■ **PROMPT**:
Nothing in the records may be left out or altered; reproduce them all exactly.

■ **DATASET RECORDS**:
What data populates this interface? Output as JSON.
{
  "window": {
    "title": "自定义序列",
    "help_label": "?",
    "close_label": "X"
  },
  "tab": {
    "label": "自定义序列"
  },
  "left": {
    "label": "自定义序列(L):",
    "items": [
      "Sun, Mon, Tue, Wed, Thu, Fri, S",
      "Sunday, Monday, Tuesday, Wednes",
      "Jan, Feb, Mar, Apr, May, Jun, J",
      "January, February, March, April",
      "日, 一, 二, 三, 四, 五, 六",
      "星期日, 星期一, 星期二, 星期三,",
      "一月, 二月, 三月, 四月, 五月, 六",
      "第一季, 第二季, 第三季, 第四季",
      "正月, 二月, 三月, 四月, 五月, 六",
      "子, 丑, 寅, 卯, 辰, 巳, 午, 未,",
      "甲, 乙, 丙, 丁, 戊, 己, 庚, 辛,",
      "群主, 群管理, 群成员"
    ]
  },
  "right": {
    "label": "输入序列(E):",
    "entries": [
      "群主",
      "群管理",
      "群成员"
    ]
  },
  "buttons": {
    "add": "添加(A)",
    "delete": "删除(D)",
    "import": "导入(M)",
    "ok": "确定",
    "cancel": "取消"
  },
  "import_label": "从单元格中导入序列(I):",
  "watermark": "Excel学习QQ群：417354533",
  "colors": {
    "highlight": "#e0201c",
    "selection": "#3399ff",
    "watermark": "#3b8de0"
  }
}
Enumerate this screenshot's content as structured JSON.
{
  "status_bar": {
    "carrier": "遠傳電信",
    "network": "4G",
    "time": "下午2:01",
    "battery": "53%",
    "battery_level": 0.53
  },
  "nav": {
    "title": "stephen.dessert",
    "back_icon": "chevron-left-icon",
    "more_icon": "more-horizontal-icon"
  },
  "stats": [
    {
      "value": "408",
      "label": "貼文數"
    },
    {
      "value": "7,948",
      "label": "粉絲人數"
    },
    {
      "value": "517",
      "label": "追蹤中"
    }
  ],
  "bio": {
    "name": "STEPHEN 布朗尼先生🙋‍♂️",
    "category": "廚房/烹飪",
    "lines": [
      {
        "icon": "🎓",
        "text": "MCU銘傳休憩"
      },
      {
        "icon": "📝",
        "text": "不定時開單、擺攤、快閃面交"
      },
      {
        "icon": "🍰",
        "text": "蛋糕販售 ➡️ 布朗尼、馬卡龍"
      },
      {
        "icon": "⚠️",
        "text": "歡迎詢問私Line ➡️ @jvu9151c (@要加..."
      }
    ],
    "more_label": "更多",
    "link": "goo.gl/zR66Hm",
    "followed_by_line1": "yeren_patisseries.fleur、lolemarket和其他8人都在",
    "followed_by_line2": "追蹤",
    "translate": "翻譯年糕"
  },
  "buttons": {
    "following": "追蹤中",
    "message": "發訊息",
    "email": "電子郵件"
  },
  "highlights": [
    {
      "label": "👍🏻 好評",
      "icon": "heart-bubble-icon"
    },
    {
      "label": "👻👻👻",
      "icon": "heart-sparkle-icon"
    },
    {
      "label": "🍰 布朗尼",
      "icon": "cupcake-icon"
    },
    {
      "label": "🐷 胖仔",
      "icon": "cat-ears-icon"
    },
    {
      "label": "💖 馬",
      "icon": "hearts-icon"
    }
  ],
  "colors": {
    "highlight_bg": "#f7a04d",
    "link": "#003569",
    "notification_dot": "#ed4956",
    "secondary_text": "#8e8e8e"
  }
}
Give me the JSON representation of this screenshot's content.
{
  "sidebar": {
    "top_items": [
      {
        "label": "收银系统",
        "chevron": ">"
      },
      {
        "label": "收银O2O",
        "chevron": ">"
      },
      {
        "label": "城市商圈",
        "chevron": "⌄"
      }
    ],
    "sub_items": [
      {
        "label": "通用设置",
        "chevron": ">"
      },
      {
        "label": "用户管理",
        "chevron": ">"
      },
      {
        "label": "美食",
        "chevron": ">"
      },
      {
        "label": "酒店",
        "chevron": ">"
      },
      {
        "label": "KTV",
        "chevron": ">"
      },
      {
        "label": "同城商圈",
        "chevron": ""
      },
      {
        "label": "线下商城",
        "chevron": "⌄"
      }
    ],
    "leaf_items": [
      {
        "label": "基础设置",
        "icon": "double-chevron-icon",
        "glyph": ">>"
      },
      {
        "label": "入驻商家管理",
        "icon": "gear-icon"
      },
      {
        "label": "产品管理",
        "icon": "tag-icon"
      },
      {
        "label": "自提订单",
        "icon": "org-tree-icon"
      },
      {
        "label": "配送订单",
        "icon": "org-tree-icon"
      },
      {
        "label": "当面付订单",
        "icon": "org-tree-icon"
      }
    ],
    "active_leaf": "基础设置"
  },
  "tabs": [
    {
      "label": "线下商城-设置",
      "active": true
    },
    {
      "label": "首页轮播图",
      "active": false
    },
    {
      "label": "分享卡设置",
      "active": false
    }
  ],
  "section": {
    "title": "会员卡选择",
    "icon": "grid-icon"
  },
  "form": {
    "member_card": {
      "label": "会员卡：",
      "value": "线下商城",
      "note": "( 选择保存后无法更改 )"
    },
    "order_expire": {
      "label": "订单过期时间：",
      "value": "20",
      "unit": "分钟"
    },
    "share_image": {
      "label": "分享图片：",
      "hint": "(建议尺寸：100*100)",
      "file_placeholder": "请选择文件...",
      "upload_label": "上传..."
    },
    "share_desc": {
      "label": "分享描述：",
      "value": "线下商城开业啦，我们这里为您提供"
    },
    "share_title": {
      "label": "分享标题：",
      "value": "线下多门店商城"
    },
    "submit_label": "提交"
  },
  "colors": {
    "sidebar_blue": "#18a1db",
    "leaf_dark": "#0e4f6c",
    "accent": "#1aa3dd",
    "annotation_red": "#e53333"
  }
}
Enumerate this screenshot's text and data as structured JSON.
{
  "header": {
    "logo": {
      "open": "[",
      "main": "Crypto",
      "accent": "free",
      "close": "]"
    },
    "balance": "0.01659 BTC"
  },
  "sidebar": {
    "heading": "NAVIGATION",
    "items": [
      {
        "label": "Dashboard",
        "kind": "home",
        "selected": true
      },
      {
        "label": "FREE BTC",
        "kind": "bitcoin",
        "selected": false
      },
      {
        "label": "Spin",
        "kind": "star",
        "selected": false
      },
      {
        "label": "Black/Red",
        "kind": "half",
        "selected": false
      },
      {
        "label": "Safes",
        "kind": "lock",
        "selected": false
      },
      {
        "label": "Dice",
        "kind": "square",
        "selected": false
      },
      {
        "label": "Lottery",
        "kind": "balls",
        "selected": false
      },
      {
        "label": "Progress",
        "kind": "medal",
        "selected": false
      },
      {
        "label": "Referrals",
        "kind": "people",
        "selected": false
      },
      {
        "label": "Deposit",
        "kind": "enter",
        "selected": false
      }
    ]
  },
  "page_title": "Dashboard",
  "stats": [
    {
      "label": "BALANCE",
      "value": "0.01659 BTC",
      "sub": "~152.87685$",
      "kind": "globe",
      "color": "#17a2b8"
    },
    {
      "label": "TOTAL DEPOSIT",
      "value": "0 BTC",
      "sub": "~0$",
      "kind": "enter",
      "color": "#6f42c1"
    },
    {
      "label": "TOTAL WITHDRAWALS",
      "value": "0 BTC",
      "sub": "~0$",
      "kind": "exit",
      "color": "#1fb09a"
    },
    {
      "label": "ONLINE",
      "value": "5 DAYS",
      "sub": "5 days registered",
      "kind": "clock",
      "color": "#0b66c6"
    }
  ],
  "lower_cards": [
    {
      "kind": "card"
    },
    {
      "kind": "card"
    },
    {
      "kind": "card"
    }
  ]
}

■ **SOLUTION FOR THIS PROBLEM**:
What data populates this interface? Output as JSON.
{
  "window": {
    "title": "自定义序列",
    "help_label": "?",
    "close_label": "X"
  },
  "tab": {
    "label": "自定义序列"
  },
  "left": {
    "label": "自定义序列(L):",
    "items": [
      "Sun, Mon, Tue, Wed, Thu, Fri, S",
      "Sunday, Monday, Tuesday, Wednes",
      "Jan, Feb, Mar, Apr, May, Jun, J",
      "January, February, March, April",
      "日, 一, 二, 三, 四, 五, 六",
      "星期日, 星期一, 星期二, 星期三,",
      "一月, 二月, 三月, 四月, 五月, 六",
      "第一季, 第二季, 第三季, 第四季",
      "正月, 二月, 三月, 四月, 五月, 六",
      "子, 丑, 寅, 卯, 辰, 巳, 午, 未,",
      "甲, 乙, 丙, 丁, 戊, 己, 庚, 辛,",
      "群主, 群管理, 群成员"
    ]
  },
  "right": {
    "label": "输入序列(E):",
    "entries": [
      "群主",
      "群管理",
      "群成员"
    ]
  },
  "buttons": {
    "add": "添加(A)",
    "delete": "删除(D)",
    "import": "导入(M)",
    "ok": "确定",
    "cancel": "取消"
  },
  "import_label": "从单元格中导入序列(I):",
  "watermark": "Excel学习QQ群：417354533",
  "colors": {
    "highlight": "#e0201c",
    "selection": "#3399ff",
    "watermark": "#3b8de0"
  }
}
Enumerate this screenshot's content as structured JSON.
{
  "status_bar": {
    "carrier": "遠傳電信",
    "network": "4G",
    "time": "下午2:01",
    "battery": "53%",
    "battery_level": 0.53
  },
  "nav": {
    "title": "stephen.dessert",
    "back_icon": "chevron-left-icon",
    "more_icon": "more-horizontal-icon"
  },
  "stats": [
    {
      "value": "408",
      "label": "貼文數"
    },
    {
      "value": "7,948",
      "label": "粉絲人數"
    },
    {
      "value": "517",
      "label": "追蹤中"
    }
  ],
  "bio": {
    "name": "STEPHEN 布朗尼先生🙋‍♂️",
    "category": "廚房/烹飪",
    "lines": [
      {
        "icon": "🎓",
        "text": "MCU銘傳休憩"
      },
      {
        "icon": "📝",
        "text": "不定時開單、擺攤、快閃面交"
      },
      {
        "icon": "🍰",
        "text": "蛋糕販售 ➡️ 布朗尼、馬卡龍"
      },
      {
        "icon": "⚠️",
        "text": "歡迎詢問私Line ➡️ @jvu9151c (@要加..."
      }
    ],
    "more_label": "更多",
    "link": "goo.gl/zR66Hm",
    "followed_by_line1": "yeren_patisseries.fleur、lolemarket和其他8人都在",
    "followed_by_line2": "追蹤",
    "translate": "翻譯年糕"
  },
  "buttons": {
    "following": "追蹤中",
    "message": "發訊息",
    "email": "電子郵件"
  },
  "highlights": [
    {
      "label": "👍🏻 好評",
      "icon": "heart-bubble-icon"
    },
    {
      "label": "👻👻👻",
      "icon": "heart-sparkle-icon"
    },
    {
      "label": "🍰 布朗尼",
      "icon": "cupcake-icon"
    },
    {
      "label": "🐷 胖仔",
      "icon": "cat-ears-icon"
    },
    {
      "label": "💖 馬",
      "icon": "hearts-icon"
    }
  ],
  "colors": {
    "highlight_bg": "#f7a04d",
    "link": "#003569",
    "notification_dot": "#ed4956",
    "secondary_text": "#8e8e8e"
  }
}
Give me the JSON representation of this screenshot's content.
{
  "sidebar": {
    "top_items": [
      {
        "label": "收银系统",
        "chevron": ">"
      },
      {
        "label": "收银O2O",
        "chevron": ">"
      },
      {
        "label": "城市商圈",
        "chevron": "⌄"
      }
    ],
    "sub_items": [
      {
        "label": "通用设置",
        "chevron": ">"
      },
      {
        "label": "用户管理",
        "chevron": ">"
      },
      {
        "label": "美食",
        "chevron": ">"
      },
      {
        "label": "酒店",
        "chevron": ">"
      },
      {
        "label": "KTV",
        "chevron": ">"
      },
      {
        "label": "同城商圈",
        "chevron": ""
      },
      {
        "label": "线下商城",
        "chevron": "⌄"
      }
    ],
    "leaf_items": [
      {
        "label": "基础设置",
        "icon": "double-chevron-icon",
        "glyph": ">>"
      },
      {
        "label": "入驻商家管理",
        "icon": "gear-icon"
      },
      {
        "label": "产品管理",
        "icon": "tag-icon"
      },
      {
        "label": "自提订单",
        "icon": "org-tree-icon"
      },
      {
        "label": "配送订单",
        "icon": "org-tree-icon"
      },
      {
        "label": "当面付订单",
        "icon": "org-tree-icon"
      }
    ],
    "active_leaf": "基础设置"
  },
  "tabs": [
    {
      "label": "线下商城-设置",
      "active": true
    },
    {
      "label": "首页轮播图",
      "active": false
    },
    {
      "label": "分享卡设置",
      "active": false
    }
  ],
  "section": {
    "title": "会员卡选择",
    "icon": "grid-icon"
  },
  "form": {
    "member_card": {
      "label": "会员卡：",
      "value": "线下商城",
      "note": "( 选择保存后无法更改 )"
    },
    "order_expire": {
      "label": "订单过期时间：",
      "value": "20",
      "unit": "分钟"
    },
    "share_image": {
      "label": "分享图片：",
      "hint": "(建议尺寸：100*100)",
      "file_placeholder": "请选择文件...",
      "upload_label": "上传..."
    },
    "share_desc": {
      "label": "分享描述：",
      "value": "线下商城开业啦，我们这里为您提供"
    },
    "share_title": {
      "label": "分享标题：",
      "value": "线下多门店商城"
    },
    "submit_label": "提交"
  },
  "colors": {
    "sidebar_blue": "#18a1db",
    "leaf_dark": "#0e4f6c",
    "accent": "#1aa3dd",
    "annotation_red": "#e53333"
  }
}
Enumerate this screenshot's text and data as structured JSON.
{
  "header": {
    "logo": {
      "open": "[",
      "main": "Crypto",
      "accent": "free",
      "close": "]"
    },
    "balance": "0.01659 BTC"
  },
  "sidebar": {
    "heading": "NAVIGATION",
    "items": [
      {
        "label": "Dashboard",
        "kind": "home",
        "selected": true
      },
      {
        "label": "FREE BTC",
        "kind": "bitcoin",
        "selected": false
      },
      {
        "label": "Spin",
        "kind": "star",
        "selected": false
      },
      {
        "label": "Black/Red",
        "kind": "half",
        "selected": false
      },
      {
        "label": "Safes",
        "kind": "lock",
        "selected": false
      },
      {
        "label": "Dice",
        "kind": "square",
        "selected": false
      },
      {
        "label": "Lottery",
        "kind": "balls",
        "selected": false
      },
      {
        "label": "Progress",
        "kind": "medal",
        "selected": false
      },
      {
        "label": "Referrals",
        "kind": "people",
        "selected": false
      },
      {
        "label": "Deposit",
        "kind": "enter",
        "selected": false
      }
    ]
  },
  "page_title": "Dashboard",
  "stats": [
    {
      "label": "BALANCE",
      "value": "0.01659 BTC",
      "sub": "~152.87685$",
      "kind": "globe",
      "color": "#17a2b8"
    },
    {
      "label": "TOTAL DEPOSIT",
      "value": "0 BTC",
      "sub": "~0$",
      "kind": "enter",
      "color": "#6f42c1"
    },
    {
      "label": "TOTAL WITHDRAWALS",
      "value": "0 BTC",
      "sub": "~0$",
      "kind": "exit",
      "color": "#1fb09a"
    },
    {
      "label": "ONLINE",
      "value": "5 DAYS",
      "sub": "5 days registered",
      "kind": "clock",
      "color": "#0b66c6"
    }
  ],
  "lower_cards": [
    {
      "kind": "card"
    },
    {
      "kind": "card"
    },
    {
      "kind": "card"
    }
  ]
}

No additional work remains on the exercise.